**Instructions to follow:** Return every entry exactly.

**Data listing:**
◆ ◆ ◆ ◆ ◆
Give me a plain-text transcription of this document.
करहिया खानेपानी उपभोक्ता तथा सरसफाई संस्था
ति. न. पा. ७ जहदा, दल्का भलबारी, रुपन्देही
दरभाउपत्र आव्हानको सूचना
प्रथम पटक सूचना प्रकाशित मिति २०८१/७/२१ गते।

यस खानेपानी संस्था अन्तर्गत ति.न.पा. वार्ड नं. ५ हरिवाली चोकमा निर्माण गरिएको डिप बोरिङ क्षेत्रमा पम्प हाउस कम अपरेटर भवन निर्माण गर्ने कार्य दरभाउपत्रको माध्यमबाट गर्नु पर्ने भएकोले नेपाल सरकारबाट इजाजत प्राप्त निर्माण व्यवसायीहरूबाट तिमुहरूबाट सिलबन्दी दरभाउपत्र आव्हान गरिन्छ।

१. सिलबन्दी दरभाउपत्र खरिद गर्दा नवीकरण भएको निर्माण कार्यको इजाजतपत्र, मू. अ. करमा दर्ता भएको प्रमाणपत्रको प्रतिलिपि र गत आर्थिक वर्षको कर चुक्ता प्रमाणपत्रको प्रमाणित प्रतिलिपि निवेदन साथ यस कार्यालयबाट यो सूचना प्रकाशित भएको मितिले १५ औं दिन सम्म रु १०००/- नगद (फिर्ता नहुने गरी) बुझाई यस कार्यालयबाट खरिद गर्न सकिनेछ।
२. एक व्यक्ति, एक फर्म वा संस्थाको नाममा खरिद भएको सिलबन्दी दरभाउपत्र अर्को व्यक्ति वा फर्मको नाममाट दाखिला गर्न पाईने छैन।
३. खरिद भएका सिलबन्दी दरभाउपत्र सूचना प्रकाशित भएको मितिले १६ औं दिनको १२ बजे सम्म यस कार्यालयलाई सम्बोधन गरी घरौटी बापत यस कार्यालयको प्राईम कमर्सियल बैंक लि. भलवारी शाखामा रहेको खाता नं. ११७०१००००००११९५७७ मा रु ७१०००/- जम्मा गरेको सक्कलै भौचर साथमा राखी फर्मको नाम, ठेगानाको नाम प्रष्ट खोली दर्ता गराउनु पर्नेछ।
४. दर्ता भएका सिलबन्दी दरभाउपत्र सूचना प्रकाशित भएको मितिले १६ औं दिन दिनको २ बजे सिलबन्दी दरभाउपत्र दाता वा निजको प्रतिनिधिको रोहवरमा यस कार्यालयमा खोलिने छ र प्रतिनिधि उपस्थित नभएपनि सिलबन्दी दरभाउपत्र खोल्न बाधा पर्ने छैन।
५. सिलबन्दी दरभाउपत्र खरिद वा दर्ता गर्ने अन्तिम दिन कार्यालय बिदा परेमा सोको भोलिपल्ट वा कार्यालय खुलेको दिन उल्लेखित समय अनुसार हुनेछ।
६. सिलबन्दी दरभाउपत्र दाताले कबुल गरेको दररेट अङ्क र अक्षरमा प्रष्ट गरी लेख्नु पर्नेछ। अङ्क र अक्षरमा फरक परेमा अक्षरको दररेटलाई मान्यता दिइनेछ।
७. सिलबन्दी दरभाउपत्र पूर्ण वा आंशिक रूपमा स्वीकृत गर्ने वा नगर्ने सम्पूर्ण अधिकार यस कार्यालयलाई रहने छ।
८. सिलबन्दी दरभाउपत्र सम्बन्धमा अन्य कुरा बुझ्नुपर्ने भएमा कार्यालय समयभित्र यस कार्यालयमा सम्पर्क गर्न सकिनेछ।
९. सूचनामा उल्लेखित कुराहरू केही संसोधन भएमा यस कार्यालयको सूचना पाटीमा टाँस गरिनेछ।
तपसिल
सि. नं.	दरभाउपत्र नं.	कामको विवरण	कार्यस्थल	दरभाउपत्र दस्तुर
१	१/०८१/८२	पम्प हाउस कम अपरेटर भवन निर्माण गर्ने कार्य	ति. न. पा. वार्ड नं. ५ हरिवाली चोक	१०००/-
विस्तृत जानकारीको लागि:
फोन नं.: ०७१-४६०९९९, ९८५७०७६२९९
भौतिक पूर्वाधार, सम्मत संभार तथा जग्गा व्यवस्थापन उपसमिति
◆ ◆ ◆ ◆ ◆
**Answer to this problem:**
Give me a plain-text transcription of this document.
करहिया खानेपानी उपभोक्ता तथा सरसफाई संस्था
ति. न. पा. ७ जहदा, दल्का भलबारी, रुपन्देही
दरभाउपत्र आव्हानको सूचना
प्रथम पटक सूचना प्रकाशित मिति २०८१/७/२१ गते।

यस खानेपानी संस्था अन्तर्गत ति.न.पा. वार्ड नं. ५ हरिवाली चोकमा निर्माण गरिएको डिप बोरिङ क्षेत्रमा पम्प हाउस कम अपरेटर भवन निर्माण गर्ने कार्य दरभाउपत्रको माध्यमबाट गर्नु पर्ने भएकोले नेपाल सरकारबाट इजाजत प्राप्त निर्माण व्यवसायीहरूबाट तिमुहरूबाट सिलबन्दी दरभाउपत्र आव्हान गरिन्छ।

१. सिलबन्दी दरभाउपत्र खरिद गर्दा नवीकरण भएको निर्माण कार्यको इजाजतपत्र, मू. अ. करमा दर्ता भएको प्रमाणपत्रको प्रतिलिपि र गत आर्थिक वर्षको कर चुक्ता प्रमाणपत्रको प्रमाणित प्रतिलिपि निवेदन साथ यस कार्यालयबाट यो सूचना प्रकाशित भएको मितिले १५ औं दिन सम्म रु १०००/- नगद (फिर्ता नहुने गरी) बुझाई यस कार्यालयबाट खरिद गर्न सकिनेछ।
२. एक व्यक्ति, एक फर्म वा संस्थाको नाममा खरिद भएको सिलबन्दी दरभाउपत्र अर्को व्यक्ति वा फर्मको नाममाट दाखिला गर्न पाईने छैन।
३. खरिद भएका सिलबन्दी दरभाउपत्र सूचना प्रकाशित भएको मितिले १६ औं दिनको १२ बजे सम्म यस कार्यालयलाई सम्बोधन गरी घरौटी बापत यस कार्यालयको प्राईम कमर्सियल बैंक लि. भलवारी शाखामा रहेको खाता नं. ११७०१००००००११९५७७ मा रु ७१०००/- जम्मा गरेको सक्कलै भौचर साथमा राखी फर्मको नाम, ठेगानाको नाम प्रष्ट खोली दर्ता गराउनु पर्नेछ।
४. दर्ता भएका सिलबन्दी दरभाउपत्र सूचना प्रकाशित भएको मितिले १६ औं दिन दिनको २ बजे सिलबन्दी दरभाउपत्र दाता वा निजको प्रतिनिधिको रोहवरमा यस कार्यालयमा खोलिने छ र प्रतिनिधि उपस्थित नभएपनि सिलबन्दी दरभाउपत्र खोल्न बाधा पर्ने छैन।
५. सिलबन्दी दरभाउपत्र खरिद वा दर्ता गर्ने अन्तिम दिन कार्यालय बिदा परेमा सोको भोलिपल्ट वा कार्यालय खुलेको दिन उल्लेखित समय अनुसार हुनेछ।
६. सिलबन्दी दरभाउपत्र दाताले कबुल गरेको दररेट अङ्क र अक्षरमा प्रष्ट गरी लेख्नु पर्नेछ। अङ्क र अक्षरमा फरक परेमा अक्षरको दररेटलाई मान्यता दिइनेछ।
७. सिलबन्दी दरभाउपत्र पूर्ण वा आंशिक रूपमा स्वीकृत गर्ने वा नगर्ने सम्पूर्ण अधिकार यस कार्यालयलाई रहने छ।
८. सिलबन्दी दरभाउपत्र सम्बन्धमा अन्य कुरा बुझ्नुपर्ने भएमा कार्यालय समयभित्र यस कार्यालयमा सम्पर्क गर्न सकिनेछ।
९. सूचनामा उल्लेखित कुराहरू केही संसोधन भएमा यस कार्यालयको सूचना पाटीमा टाँस गरिनेछ।
तपसिल
सि. नं.	दरभाउपत्र नं.	कामको विवरण	कार्यस्थल	दरभाउपत्र दस्तुर
१	१/०८१/८२	पम्प हाउस कम अपरेटर भवन निर्माण गर्ने कार्य	ति. न. पा. वार्ड नं. ५ हरिवाली चोक	१०००/-
विस्तृत जानकारीको लागि:
फोन नं.: ०७१-४६०९९९, ९८५७०७६२९९
भौतिक पूर्वाधार, सम्मत संभार तथा जग्गा व्यवस्थापन उपसमिति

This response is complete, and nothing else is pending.